**Problem details:** Restate the data below word for word. Skip any images it contains.

**Dataset:**
···

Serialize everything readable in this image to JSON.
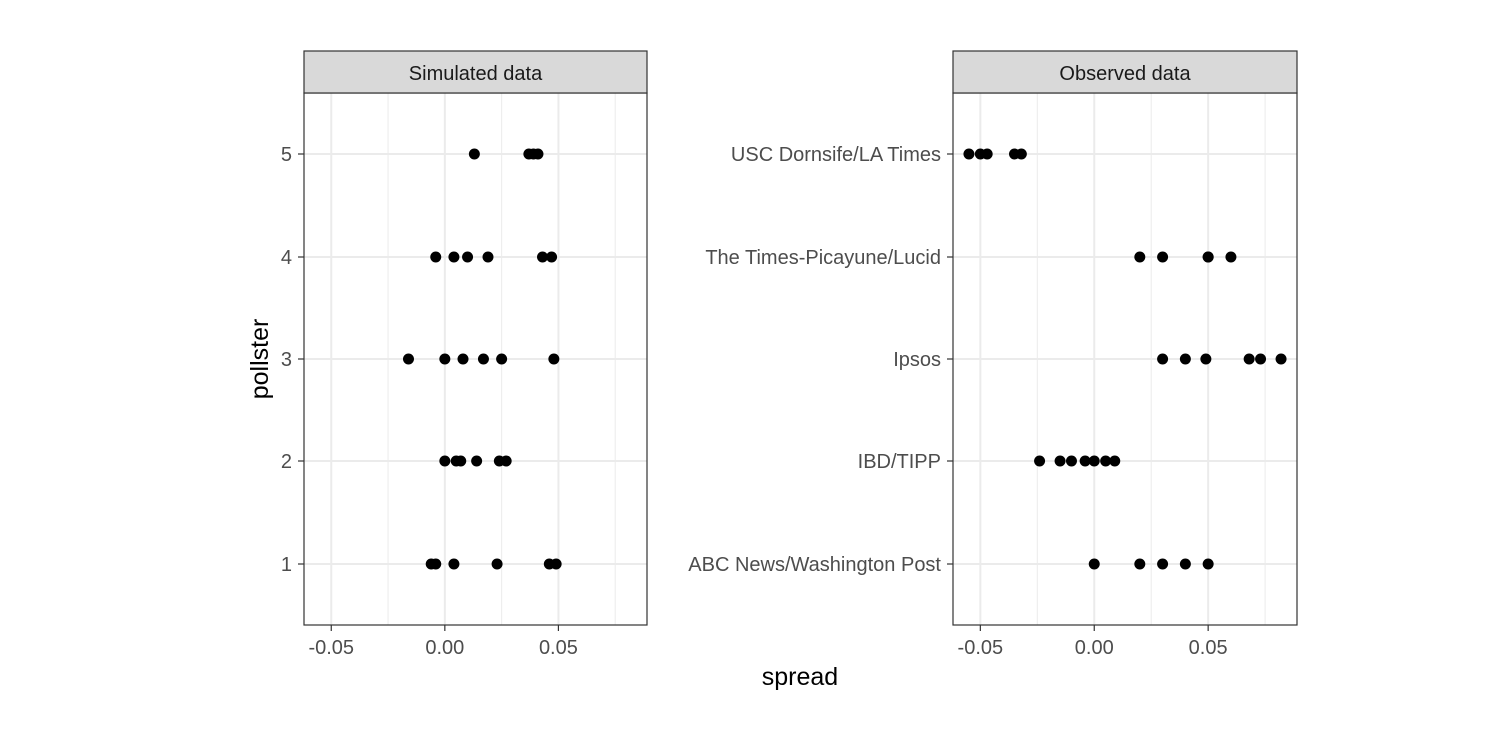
{
  "chart_data": {
    "type": "scatter",
    "xlabel": "spread",
    "ylabel": "pollster",
    "xlim": [
      -0.062,
      0.089
    ],
    "x_ticks": [
      -0.05,
      0.0,
      0.05
    ],
    "x_tick_labels": [
      "-0.05",
      "0.00",
      "0.05"
    ],
    "grid": true,
    "panels": [
      {
        "title": "Simulated data",
        "y_categories": [
          "1",
          "2",
          "3",
          "4",
          "5"
        ],
        "points": [
          {
            "y": "5",
            "x": 0.013
          },
          {
            "y": "5",
            "x": 0.037
          },
          {
            "y": "5",
            "x": 0.039
          },
          {
            "y": "5",
            "x": 0.041
          },
          {
            "y": "4",
            "x": -0.004
          },
          {
            "y": "4",
            "x": 0.004
          },
          {
            "y": "4",
            "x": 0.01
          },
          {
            "y": "4",
            "x": 0.019
          },
          {
            "y": "4",
            "x": 0.043
          },
          {
            "y": "4",
            "x": 0.047
          },
          {
            "y": "3",
            "x": -0.016
          },
          {
            "y": "3",
            "x": 0.0
          },
          {
            "y": "3",
            "x": 0.008
          },
          {
            "y": "3",
            "x": 0.017
          },
          {
            "y": "3",
            "x": 0.025
          },
          {
            "y": "3",
            "x": 0.048
          },
          {
            "y": "2",
            "x": 0.0
          },
          {
            "y": "2",
            "x": 0.005
          },
          {
            "y": "2",
            "x": 0.007
          },
          {
            "y": "2",
            "x": 0.014
          },
          {
            "y": "2",
            "x": 0.024
          },
          {
            "y": "2",
            "x": 0.027
          },
          {
            "y": "1",
            "x": -0.006
          },
          {
            "y": "1",
            "x": -0.004
          },
          {
            "y": "1",
            "x": 0.004
          },
          {
            "y": "1",
            "x": 0.023
          },
          {
            "y": "1",
            "x": 0.046
          },
          {
            "y": "1",
            "x": 0.049
          }
        ]
      },
      {
        "title": "Observed data",
        "y_categories": [
          "ABC News/Washington Post",
          "IBD/TIPP",
          "Ipsos",
          "The Times-Picayune/Lucid",
          "USC Dornsife/LA Times"
        ],
        "points": [
          {
            "y": "USC Dornsife/LA Times",
            "x": -0.055
          },
          {
            "y": "USC Dornsife/LA Times",
            "x": -0.05
          },
          {
            "y": "USC Dornsife/LA Times",
            "x": -0.047
          },
          {
            "y": "USC Dornsife/LA Times",
            "x": -0.035
          },
          {
            "y": "USC Dornsife/LA Times",
            "x": -0.032
          },
          {
            "y": "The Times-Picayune/Lucid",
            "x": 0.02
          },
          {
            "y": "The Times-Picayune/Lucid",
            "x": 0.03
          },
          {
            "y": "The Times-Picayune/Lucid",
            "x": 0.05
          },
          {
            "y": "The Times-Picayune/Lucid",
            "x": 0.05
          },
          {
            "y": "The Times-Picayune/Lucid",
            "x": 0.06
          },
          {
            "y": "Ipsos",
            "x": 0.03
          },
          {
            "y": "Ipsos",
            "x": 0.04
          },
          {
            "y": "Ipsos",
            "x": 0.049
          },
          {
            "y": "Ipsos",
            "x": 0.068
          },
          {
            "y": "Ipsos",
            "x": 0.073
          },
          {
            "y": "Ipsos",
            "x": 0.082
          },
          {
            "y": "IBD/TIPP",
            "x": -0.024
          },
          {
            "y": "IBD/TIPP",
            "x": -0.015
          },
          {
            "y": "IBD/TIPP",
            "x": -0.01
          },
          {
            "y": "IBD/TIPP",
            "x": -0.004
          },
          {
            "y": "IBD/TIPP",
            "x": 0.0
          },
          {
            "y": "IBD/TIPP",
            "x": 0.005
          },
          {
            "y": "IBD/TIPP",
            "x": 0.009
          },
          {
            "y": "ABC News/Washington Post",
            "x": 0.0
          },
          {
            "y": "ABC News/Washington Post",
            "x": 0.02
          },
          {
            "y": "ABC News/Washington Post",
            "x": 0.03
          },
          {
            "y": "ABC News/Washington Post",
            "x": 0.04
          },
          {
            "y": "ABC News/Washington Post",
            "x": 0.05
          }
        ]
      }
    ]
  }
}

···

**Result of the exercise:**
Serialize everything readable in this image to JSON.
{
  "chart_data": {
    "type": "scatter",
    "xlabel": "spread",
    "ylabel": "pollster",
    "xlim": [
      -0.062,
      0.089
    ],
    "x_ticks": [
      -0.05,
      0.0,
      0.05
    ],
    "x_tick_labels": [
      "-0.05",
      "0.00",
      "0.05"
    ],
    "grid": true,
    "panels": [
      {
        "title": "Simulated data",
        "y_categories": [
          "1",
          "2",
          "3",
          "4",
          "5"
        ],
        "points": [
          {
            "y": "5",
            "x": 0.013
          },
          {
            "y": "5",
            "x": 0.037
          },
          {
            "y": "5",
            "x": 0.039
          },
          {
            "y": "5",
            "x": 0.041
          },
          {
            "y": "4",
            "x": -0.004
          },
          {
            "y": "4",
            "x": 0.004
          },
          {
            "y": "4",
            "x": 0.01
          },
          {
            "y": "4",
            "x": 0.019
          },
          {
            "y": "4",
            "x": 0.043
          },
          {
            "y": "4",
            "x": 0.047
          },
          {
            "y": "3",
            "x": -0.016
          },
          {
            "y": "3",
            "x": 0.0
          },
          {
            "y": "3",
            "x": 0.008
          },
          {
            "y": "3",
            "x": 0.017
          },
          {
            "y": "3",
            "x": 0.025
          },
          {
            "y": "3",
            "x": 0.048
          },
          {
            "y": "2",
            "x": 0.0
          },
          {
            "y": "2",
            "x": 0.005
          },
          {
            "y": "2",
            "x": 0.007
          },
          {
            "y": "2",
            "x": 0.014
          },
          {
            "y": "2",
            "x": 0.024
          },
          {
            "y": "2",
            "x": 0.027
          },
          {
            "y": "1",
            "x": -0.006
          },
          {
            "y": "1",
            "x": -0.004
          },
          {
            "y": "1",
            "x": 0.004
          },
          {
            "y": "1",
            "x": 0.023
          },
          {
            "y": "1",
            "x": 0.046
          },
          {
            "y": "1",
            "x": 0.049
          }
        ]
      },
      {
        "title": "Observed data",
        "y_categories": [
          "ABC News/Washington Post",
          "IBD/TIPP",
          "Ipsos",
          "The Times-Picayune/Lucid",
          "USC Dornsife/LA Times"
        ],
        "points": [
          {
            "y": "USC Dornsife/LA Times",
            "x": -0.055
          },
          {
            "y": "USC Dornsife/LA Times",
            "x": -0.05
          },
          {
            "y": "USC Dornsife/LA Times",
            "x": -0.047
          },
          {
            "y": "USC Dornsife/LA Times",
            "x": -0.035
          },
          {
            "y": "USC Dornsife/LA Times",
            "x": -0.032
          },
          {
            "y": "The Times-Picayune/Lucid",
            "x": 0.02
          },
          {
            "y": "The Times-Picayune/Lucid",
            "x": 0.03
          },
          {
            "y": "The Times-Picayune/Lucid",
            "x": 0.05
          },
          {
            "y": "The Times-Picayune/Lucid",
            "x": 0.05
          },
          {
            "y": "The Times-Picayune/Lucid",
            "x": 0.06
          },
          {
            "y": "Ipsos",
            "x": 0.03
          },
          {
            "y": "Ipsos",
            "x": 0.04
          },
          {
            "y": "Ipsos",
            "x": 0.049
          },
          {
            "y": "Ipsos",
            "x": 0.068
          },
          {
            "y": "Ipsos",
            "x": 0.073
          },
          {
            "y": "Ipsos",
            "x": 0.082
          },
          {
            "y": "IBD/TIPP",
            "x": -0.024
          },
          {
            "y": "IBD/TIPP",
            "x": -0.015
          },
          {
            "y": "IBD/TIPP",
            "x": -0.01
          },
          {
            "y": "IBD/TIPP",
            "x": -0.004
          },
          {
            "y": "IBD/TIPP",
            "x": 0.0
          },
          {
            "y": "IBD/TIPP",
            "x": 0.005
          },
          {
            "y": "IBD/TIPP",
            "x": 0.009
          },
          {
            "y": "ABC News/Washington Post",
            "x": 0.0
          },
          {
            "y": "ABC News/Washington Post",
            "x": 0.02
          },
          {
            "y": "ABC News/Washington Post",
            "x": 0.03
          },
          {
            "y": "ABC News/Washington Post",
            "x": 0.04
          },
          {
            "y": "ABC News/Washington Post",
            "x": 0.05
          }
        ]
      }
    ]
  }
}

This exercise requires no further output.